Recorded data
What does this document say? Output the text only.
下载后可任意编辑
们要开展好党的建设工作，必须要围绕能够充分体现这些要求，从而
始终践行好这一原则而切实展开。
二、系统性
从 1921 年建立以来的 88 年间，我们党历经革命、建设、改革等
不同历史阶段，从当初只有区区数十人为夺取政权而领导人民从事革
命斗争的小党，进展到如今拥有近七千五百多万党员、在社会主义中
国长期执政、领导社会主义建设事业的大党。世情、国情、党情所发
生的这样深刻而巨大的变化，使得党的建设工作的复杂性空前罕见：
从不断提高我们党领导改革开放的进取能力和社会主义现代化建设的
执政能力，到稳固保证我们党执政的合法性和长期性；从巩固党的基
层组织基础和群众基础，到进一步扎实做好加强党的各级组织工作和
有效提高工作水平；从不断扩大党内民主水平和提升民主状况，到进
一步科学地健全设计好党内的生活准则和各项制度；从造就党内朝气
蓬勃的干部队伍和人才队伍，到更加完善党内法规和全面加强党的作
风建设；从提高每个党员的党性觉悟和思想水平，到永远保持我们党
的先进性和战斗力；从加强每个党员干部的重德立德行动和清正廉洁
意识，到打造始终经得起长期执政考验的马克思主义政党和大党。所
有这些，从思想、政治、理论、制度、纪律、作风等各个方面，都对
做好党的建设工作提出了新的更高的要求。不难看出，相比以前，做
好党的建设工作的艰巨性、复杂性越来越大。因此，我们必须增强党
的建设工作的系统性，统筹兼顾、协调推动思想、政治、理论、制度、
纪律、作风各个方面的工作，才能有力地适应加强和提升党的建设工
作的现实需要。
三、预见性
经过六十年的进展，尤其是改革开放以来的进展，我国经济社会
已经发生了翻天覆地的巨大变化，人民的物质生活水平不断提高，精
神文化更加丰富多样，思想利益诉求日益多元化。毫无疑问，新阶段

...

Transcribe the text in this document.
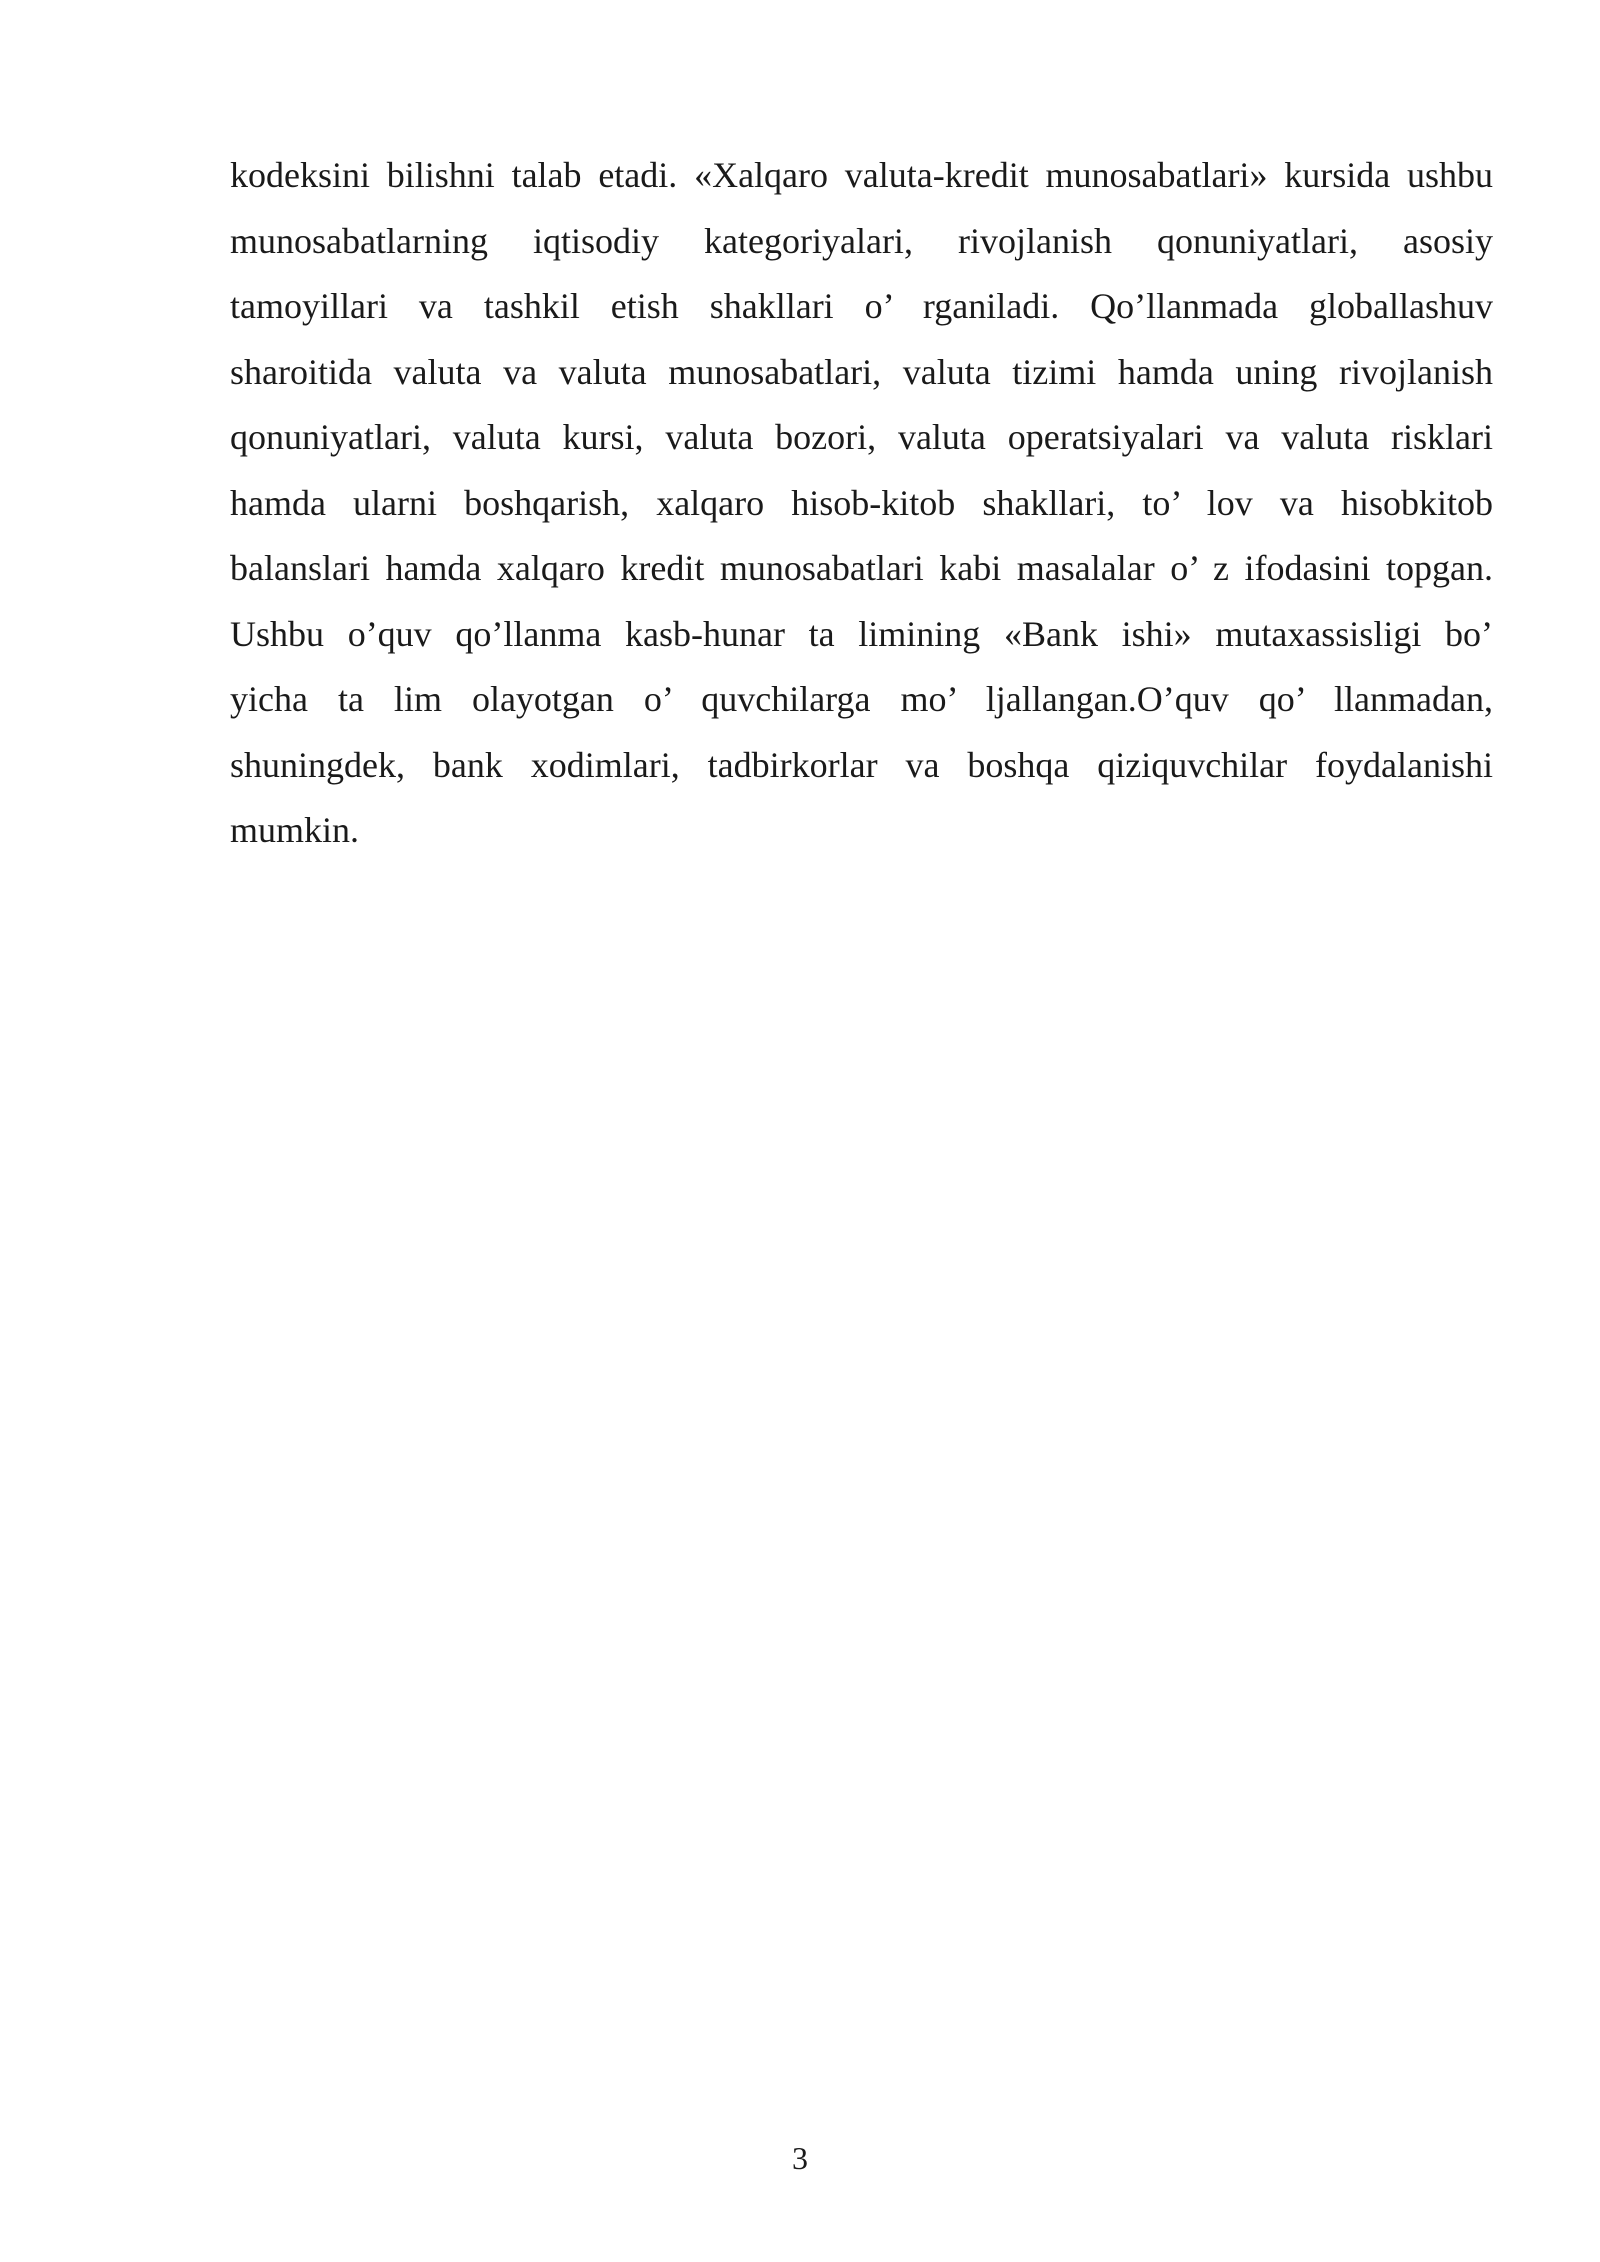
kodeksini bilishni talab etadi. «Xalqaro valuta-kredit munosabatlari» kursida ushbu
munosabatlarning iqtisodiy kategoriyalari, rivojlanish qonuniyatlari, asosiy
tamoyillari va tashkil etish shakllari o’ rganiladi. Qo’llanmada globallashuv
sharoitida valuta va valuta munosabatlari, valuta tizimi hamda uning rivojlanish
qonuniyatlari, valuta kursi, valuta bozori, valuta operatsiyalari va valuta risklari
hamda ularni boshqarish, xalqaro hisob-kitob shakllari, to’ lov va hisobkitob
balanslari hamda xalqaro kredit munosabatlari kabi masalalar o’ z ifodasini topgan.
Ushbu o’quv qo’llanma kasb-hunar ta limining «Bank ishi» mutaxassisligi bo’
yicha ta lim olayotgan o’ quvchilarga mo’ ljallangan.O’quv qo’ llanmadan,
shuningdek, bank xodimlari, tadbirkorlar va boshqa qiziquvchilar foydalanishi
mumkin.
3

...

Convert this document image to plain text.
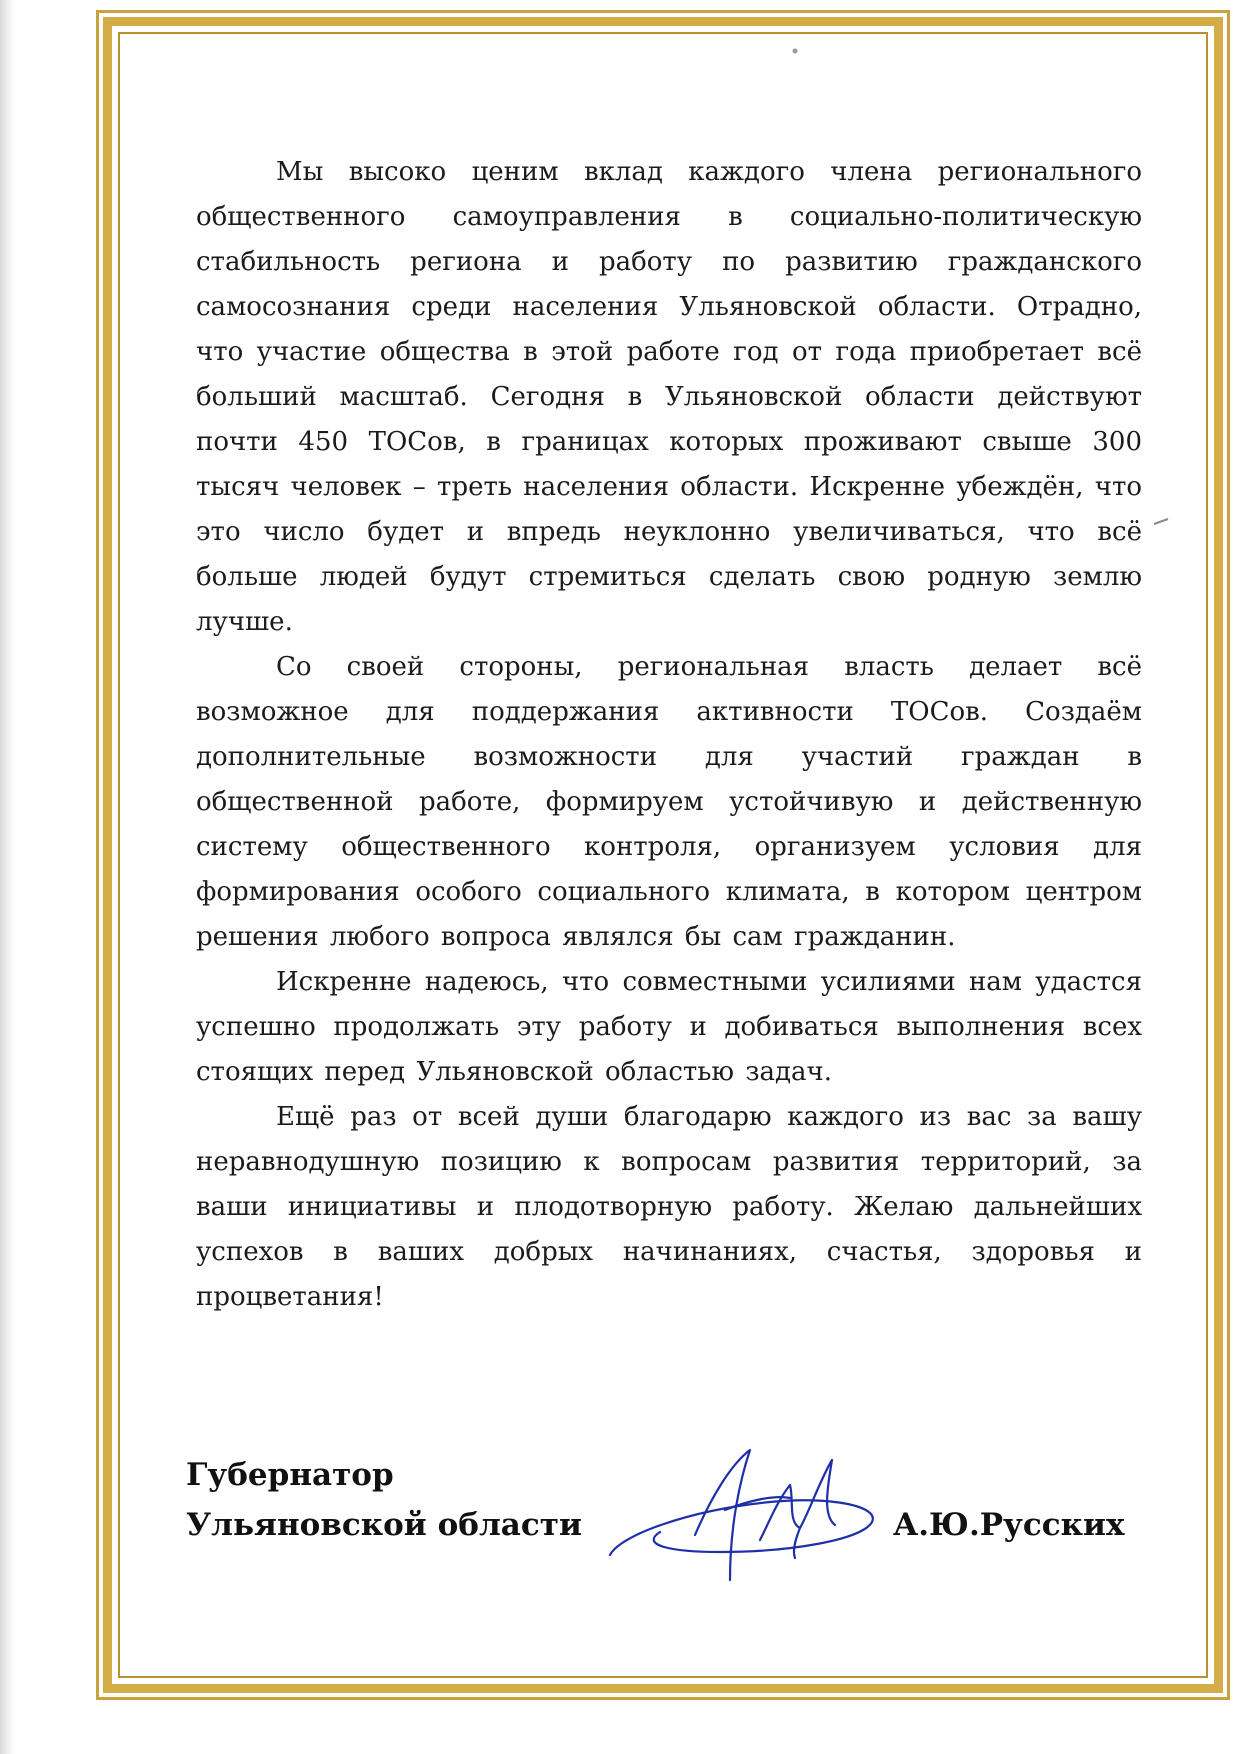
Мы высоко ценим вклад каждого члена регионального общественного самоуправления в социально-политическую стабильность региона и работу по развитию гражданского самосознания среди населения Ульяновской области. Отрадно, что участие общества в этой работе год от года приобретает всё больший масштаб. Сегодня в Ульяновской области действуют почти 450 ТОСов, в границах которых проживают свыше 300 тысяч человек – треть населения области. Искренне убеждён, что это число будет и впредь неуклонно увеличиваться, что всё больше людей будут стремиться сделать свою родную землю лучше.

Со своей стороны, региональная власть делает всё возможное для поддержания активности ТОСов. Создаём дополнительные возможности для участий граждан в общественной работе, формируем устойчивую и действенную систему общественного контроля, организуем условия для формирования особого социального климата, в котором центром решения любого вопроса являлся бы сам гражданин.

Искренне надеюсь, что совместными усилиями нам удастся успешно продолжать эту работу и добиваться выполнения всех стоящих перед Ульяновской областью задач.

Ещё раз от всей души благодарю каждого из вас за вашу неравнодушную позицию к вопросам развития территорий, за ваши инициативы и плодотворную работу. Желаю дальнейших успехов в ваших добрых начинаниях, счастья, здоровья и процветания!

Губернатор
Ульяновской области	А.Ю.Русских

== Exercise details ==
Of the lines in the data, how many hold the string "this"? State the number, nothing else.

== Correct answer ==
3